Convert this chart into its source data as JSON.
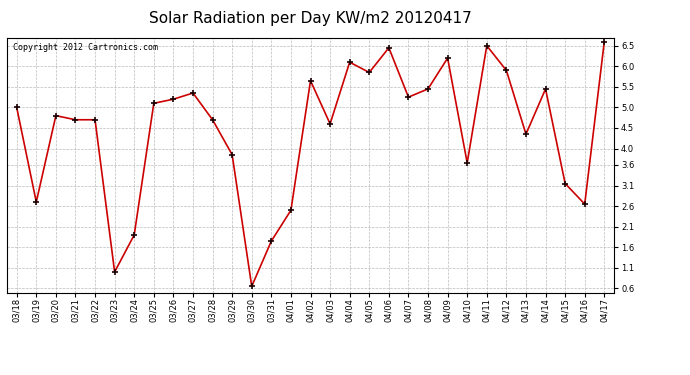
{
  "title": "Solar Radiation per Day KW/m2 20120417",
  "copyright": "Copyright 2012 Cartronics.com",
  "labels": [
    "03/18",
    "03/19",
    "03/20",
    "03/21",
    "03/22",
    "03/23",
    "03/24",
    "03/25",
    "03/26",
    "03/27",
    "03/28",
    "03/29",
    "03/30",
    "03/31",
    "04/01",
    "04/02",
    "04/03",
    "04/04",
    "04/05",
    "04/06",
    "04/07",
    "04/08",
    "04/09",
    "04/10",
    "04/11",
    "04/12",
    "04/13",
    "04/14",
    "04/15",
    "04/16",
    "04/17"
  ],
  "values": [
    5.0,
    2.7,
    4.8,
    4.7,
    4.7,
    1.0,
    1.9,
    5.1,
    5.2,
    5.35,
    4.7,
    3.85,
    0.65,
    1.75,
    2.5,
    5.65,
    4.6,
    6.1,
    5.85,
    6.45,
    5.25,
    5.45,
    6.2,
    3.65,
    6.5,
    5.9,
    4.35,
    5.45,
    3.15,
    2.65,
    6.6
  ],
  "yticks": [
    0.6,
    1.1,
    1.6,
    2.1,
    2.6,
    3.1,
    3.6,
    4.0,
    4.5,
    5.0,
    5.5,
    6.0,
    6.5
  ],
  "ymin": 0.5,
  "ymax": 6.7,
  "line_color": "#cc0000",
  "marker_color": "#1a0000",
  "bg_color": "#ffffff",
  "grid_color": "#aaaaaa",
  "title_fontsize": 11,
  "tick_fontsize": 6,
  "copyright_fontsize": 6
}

----------------------------------------

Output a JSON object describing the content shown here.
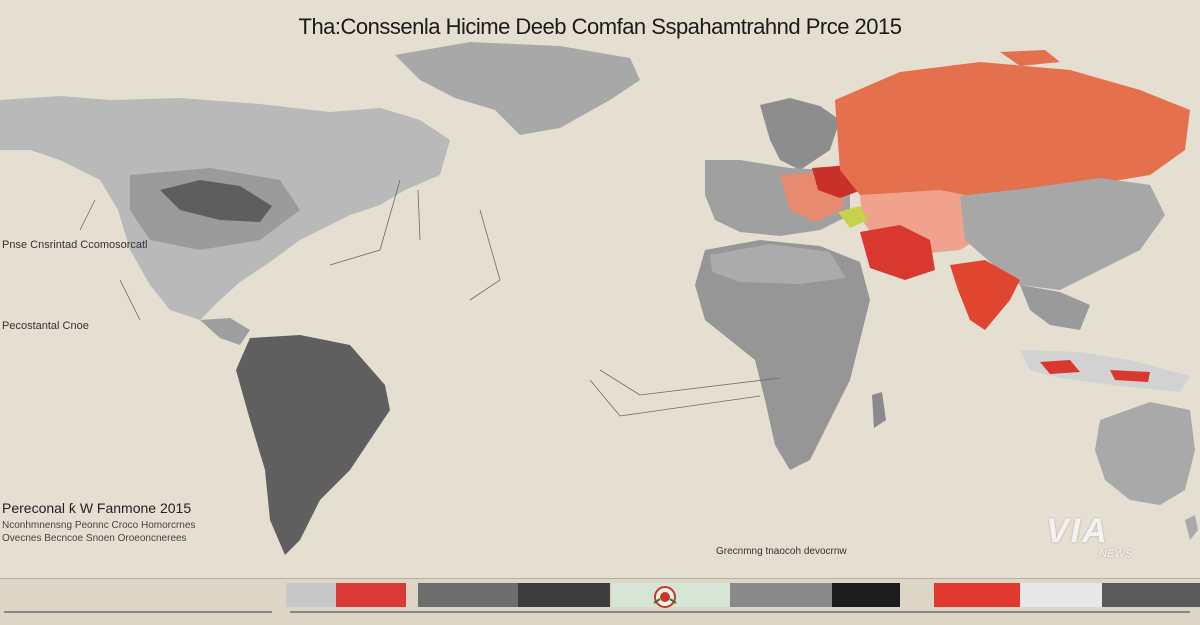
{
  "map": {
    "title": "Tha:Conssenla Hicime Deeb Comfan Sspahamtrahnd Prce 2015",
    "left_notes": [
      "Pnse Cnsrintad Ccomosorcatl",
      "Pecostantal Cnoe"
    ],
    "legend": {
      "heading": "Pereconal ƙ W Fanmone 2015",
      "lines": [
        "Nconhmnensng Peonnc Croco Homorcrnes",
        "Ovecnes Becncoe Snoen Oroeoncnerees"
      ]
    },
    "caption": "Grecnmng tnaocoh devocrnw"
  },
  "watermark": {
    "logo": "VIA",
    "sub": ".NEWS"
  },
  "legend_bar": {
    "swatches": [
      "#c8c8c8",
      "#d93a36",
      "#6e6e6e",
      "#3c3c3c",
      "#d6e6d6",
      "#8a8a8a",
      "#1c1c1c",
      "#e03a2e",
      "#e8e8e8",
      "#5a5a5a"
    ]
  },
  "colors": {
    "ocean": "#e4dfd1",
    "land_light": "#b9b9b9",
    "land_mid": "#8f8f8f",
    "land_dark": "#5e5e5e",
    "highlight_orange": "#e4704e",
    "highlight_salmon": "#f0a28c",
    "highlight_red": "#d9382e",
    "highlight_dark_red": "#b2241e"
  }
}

----------------------------------------

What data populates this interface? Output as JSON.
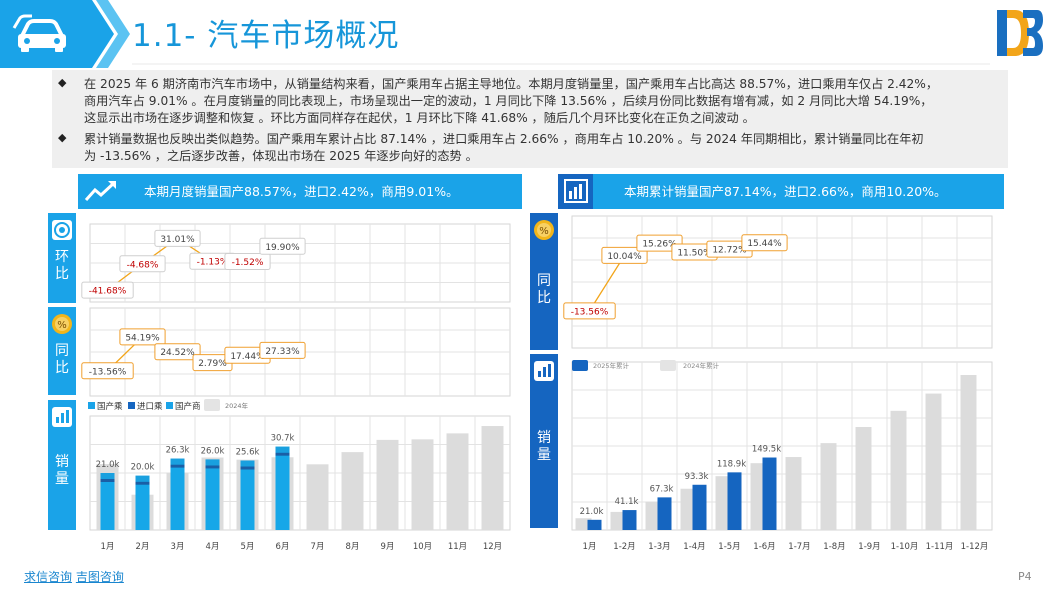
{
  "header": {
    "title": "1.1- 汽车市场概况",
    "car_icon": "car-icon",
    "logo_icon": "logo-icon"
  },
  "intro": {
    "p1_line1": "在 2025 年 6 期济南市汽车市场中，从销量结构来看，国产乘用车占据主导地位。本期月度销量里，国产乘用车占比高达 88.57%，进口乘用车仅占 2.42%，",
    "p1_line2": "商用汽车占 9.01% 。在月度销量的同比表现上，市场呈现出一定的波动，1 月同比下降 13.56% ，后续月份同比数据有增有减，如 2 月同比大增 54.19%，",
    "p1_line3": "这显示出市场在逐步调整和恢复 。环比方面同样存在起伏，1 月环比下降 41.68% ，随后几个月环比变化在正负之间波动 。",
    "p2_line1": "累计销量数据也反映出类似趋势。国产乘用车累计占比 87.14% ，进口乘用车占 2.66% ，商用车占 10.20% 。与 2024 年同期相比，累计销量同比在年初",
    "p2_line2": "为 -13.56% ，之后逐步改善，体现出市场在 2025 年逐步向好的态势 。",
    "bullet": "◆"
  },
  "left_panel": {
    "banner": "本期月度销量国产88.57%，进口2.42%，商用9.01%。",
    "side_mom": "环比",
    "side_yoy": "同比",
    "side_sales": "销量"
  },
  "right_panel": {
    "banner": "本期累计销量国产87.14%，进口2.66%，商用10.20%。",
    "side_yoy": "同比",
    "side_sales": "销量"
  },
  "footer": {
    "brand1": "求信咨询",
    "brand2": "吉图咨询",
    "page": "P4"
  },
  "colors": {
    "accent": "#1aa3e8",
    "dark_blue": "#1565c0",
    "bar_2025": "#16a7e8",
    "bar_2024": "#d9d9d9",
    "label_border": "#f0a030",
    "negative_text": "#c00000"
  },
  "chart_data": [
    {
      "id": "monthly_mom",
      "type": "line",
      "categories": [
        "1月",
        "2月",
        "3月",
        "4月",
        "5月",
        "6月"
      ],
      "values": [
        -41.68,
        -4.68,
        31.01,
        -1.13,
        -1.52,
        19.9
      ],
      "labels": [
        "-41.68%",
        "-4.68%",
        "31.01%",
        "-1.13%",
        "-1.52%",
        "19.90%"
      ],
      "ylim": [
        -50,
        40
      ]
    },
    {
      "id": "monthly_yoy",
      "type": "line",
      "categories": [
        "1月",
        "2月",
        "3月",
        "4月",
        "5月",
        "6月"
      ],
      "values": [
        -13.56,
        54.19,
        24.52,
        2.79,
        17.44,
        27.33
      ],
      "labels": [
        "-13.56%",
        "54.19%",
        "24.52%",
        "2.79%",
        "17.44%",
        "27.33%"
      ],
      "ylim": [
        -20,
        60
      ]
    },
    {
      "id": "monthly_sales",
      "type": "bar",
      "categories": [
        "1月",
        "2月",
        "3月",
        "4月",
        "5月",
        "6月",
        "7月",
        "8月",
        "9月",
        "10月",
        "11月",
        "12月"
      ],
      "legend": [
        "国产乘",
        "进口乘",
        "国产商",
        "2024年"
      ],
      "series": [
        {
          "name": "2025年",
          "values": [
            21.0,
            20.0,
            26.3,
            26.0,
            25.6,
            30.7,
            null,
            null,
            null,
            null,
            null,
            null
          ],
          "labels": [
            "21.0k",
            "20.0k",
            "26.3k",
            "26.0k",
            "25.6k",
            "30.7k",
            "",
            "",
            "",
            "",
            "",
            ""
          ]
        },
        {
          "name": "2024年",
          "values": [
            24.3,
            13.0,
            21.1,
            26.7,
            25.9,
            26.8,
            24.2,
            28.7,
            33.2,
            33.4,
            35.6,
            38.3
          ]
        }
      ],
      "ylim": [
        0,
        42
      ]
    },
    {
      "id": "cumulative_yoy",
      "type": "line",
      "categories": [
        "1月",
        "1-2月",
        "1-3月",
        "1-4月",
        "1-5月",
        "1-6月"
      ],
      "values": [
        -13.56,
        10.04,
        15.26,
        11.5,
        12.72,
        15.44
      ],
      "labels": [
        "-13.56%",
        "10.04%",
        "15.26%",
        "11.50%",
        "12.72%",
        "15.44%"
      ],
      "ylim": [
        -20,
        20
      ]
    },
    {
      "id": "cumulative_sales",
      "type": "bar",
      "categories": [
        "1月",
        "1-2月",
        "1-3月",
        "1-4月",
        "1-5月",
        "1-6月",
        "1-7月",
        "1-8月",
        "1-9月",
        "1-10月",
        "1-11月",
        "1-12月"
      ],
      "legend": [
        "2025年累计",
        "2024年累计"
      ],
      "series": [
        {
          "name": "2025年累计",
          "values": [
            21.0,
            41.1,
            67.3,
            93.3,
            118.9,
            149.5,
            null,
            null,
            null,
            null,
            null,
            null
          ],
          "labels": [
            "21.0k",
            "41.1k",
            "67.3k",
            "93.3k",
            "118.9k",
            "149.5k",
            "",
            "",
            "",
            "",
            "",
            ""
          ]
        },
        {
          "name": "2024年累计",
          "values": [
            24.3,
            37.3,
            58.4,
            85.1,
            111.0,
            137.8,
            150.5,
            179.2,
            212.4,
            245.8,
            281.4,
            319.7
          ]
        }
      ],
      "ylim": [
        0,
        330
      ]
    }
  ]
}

----------------------------------------

Pull out every line of the records that includes the string "this".

Worked answer:
Convert this chart into its source data as JSON.
What data populates this interface? Output as JSON.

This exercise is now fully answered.